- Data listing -
===============

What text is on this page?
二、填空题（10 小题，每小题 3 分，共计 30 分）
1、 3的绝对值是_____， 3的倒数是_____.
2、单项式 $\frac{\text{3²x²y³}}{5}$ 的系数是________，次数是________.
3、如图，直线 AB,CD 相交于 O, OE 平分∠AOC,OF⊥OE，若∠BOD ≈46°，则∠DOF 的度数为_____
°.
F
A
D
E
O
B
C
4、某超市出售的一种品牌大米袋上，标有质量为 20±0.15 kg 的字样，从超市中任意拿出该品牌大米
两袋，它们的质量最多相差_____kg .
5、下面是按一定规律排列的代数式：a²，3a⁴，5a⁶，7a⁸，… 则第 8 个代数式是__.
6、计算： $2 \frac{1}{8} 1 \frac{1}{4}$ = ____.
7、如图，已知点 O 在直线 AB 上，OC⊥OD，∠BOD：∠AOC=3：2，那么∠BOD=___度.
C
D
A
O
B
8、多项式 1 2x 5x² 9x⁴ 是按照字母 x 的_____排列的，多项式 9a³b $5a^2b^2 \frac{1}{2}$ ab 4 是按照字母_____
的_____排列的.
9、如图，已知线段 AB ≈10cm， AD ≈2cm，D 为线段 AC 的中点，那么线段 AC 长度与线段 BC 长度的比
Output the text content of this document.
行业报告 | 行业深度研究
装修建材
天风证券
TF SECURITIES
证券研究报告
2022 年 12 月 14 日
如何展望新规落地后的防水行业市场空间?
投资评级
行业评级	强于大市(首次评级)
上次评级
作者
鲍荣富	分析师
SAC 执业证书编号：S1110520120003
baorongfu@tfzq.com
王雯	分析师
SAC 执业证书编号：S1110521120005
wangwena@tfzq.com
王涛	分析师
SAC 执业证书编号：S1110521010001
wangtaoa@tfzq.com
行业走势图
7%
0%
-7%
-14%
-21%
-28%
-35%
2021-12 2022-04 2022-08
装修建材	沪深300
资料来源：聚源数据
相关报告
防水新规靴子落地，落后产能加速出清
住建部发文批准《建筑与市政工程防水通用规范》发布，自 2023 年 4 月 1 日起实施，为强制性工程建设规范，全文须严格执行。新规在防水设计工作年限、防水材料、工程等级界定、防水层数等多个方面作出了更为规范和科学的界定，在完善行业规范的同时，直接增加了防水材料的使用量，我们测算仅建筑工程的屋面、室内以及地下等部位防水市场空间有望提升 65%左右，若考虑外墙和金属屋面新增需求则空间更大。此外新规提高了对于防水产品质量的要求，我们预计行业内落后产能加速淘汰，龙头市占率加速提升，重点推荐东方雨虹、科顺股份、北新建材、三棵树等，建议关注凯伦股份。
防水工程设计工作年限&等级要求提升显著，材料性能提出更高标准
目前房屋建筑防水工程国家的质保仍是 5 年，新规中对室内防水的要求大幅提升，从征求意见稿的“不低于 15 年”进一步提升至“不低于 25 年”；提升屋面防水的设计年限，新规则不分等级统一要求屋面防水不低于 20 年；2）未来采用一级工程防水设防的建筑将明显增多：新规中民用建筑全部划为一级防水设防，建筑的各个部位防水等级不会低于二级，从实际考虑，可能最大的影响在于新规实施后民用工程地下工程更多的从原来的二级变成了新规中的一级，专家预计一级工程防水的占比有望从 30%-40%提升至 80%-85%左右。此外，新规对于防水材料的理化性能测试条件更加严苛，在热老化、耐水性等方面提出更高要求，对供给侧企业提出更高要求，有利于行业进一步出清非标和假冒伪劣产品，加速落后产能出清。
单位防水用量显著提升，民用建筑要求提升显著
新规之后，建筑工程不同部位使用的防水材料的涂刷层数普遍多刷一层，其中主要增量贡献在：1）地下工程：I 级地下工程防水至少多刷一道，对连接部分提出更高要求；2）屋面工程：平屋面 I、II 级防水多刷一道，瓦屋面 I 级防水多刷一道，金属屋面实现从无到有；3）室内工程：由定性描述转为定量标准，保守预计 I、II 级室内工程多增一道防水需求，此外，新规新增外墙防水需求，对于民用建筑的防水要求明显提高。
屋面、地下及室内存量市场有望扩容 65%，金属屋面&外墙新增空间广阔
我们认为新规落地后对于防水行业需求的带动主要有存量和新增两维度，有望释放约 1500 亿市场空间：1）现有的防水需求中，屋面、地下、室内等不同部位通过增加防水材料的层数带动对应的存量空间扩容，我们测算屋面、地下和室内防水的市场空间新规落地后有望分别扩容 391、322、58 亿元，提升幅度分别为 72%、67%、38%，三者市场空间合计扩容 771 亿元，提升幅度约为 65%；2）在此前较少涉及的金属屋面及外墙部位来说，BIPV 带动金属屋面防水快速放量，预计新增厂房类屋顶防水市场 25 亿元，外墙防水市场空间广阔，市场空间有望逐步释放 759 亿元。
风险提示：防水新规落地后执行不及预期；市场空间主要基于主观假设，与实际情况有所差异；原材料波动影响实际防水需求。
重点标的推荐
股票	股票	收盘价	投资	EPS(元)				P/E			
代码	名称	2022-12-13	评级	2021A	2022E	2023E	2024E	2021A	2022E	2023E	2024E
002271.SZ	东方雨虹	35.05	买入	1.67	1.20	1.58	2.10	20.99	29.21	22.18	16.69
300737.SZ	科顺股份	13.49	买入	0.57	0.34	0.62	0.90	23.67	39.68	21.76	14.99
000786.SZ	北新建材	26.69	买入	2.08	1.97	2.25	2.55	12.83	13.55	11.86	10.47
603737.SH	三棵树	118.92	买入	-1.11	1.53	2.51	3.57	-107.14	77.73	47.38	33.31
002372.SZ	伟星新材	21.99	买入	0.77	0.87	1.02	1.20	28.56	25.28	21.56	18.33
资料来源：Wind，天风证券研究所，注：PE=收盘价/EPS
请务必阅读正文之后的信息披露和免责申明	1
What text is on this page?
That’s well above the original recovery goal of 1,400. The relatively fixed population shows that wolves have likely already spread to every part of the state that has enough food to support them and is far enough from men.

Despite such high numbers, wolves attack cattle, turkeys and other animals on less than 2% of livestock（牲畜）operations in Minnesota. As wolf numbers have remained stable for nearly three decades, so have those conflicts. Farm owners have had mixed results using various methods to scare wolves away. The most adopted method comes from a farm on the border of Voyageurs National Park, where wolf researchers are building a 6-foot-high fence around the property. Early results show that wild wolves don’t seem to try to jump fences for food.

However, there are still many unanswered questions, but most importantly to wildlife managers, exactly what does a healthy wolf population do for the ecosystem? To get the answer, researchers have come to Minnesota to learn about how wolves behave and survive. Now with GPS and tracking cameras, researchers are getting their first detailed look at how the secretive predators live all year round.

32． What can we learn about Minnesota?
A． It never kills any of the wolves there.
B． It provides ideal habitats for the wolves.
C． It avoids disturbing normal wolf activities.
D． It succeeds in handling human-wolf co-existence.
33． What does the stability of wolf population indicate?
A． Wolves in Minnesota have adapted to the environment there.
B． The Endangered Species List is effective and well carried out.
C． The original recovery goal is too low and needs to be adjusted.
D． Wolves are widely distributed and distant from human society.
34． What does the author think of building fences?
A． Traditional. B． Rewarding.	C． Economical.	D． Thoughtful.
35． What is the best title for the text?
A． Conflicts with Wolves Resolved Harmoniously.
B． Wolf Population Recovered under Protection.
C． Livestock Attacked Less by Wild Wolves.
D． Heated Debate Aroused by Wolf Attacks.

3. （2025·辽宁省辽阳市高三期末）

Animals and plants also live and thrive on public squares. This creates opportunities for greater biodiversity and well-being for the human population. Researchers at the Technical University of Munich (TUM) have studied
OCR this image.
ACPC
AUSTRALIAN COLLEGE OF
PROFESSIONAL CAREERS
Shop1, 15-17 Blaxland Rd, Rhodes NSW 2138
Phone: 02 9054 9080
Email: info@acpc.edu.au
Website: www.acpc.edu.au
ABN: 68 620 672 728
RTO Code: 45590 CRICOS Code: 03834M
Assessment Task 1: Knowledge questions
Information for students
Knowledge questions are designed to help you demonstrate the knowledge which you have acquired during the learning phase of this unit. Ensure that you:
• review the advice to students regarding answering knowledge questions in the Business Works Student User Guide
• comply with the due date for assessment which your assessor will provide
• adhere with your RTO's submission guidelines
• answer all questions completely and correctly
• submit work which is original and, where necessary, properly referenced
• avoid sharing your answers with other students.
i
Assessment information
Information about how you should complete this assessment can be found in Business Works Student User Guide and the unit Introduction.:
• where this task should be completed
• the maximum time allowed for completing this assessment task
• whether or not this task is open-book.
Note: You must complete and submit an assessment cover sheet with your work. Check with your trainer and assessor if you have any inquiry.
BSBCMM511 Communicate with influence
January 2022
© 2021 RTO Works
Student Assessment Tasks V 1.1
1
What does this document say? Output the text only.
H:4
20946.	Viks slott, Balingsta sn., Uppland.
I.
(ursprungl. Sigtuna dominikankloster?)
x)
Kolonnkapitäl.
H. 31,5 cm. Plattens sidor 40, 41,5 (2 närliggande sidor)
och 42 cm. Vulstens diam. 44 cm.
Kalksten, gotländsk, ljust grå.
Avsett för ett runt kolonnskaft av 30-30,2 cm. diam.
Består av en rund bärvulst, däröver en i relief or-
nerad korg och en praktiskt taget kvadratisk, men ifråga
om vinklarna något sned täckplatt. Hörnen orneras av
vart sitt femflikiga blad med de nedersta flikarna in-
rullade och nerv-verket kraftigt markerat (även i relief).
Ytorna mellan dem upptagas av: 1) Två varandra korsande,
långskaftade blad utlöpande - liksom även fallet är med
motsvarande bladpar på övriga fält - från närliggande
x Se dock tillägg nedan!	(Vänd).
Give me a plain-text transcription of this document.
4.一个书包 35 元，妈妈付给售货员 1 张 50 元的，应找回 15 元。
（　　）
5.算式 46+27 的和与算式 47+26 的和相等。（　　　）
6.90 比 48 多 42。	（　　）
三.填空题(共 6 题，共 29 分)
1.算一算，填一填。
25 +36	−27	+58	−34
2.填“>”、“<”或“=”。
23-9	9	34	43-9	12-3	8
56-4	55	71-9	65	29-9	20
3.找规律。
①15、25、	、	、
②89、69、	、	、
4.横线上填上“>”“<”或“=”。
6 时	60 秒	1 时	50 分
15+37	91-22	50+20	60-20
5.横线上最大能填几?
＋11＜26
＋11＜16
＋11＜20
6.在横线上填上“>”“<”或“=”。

===============

- Task instructions -
Provide only the count of lines in the material above that hold the word "Business".

- Exercise answer -
2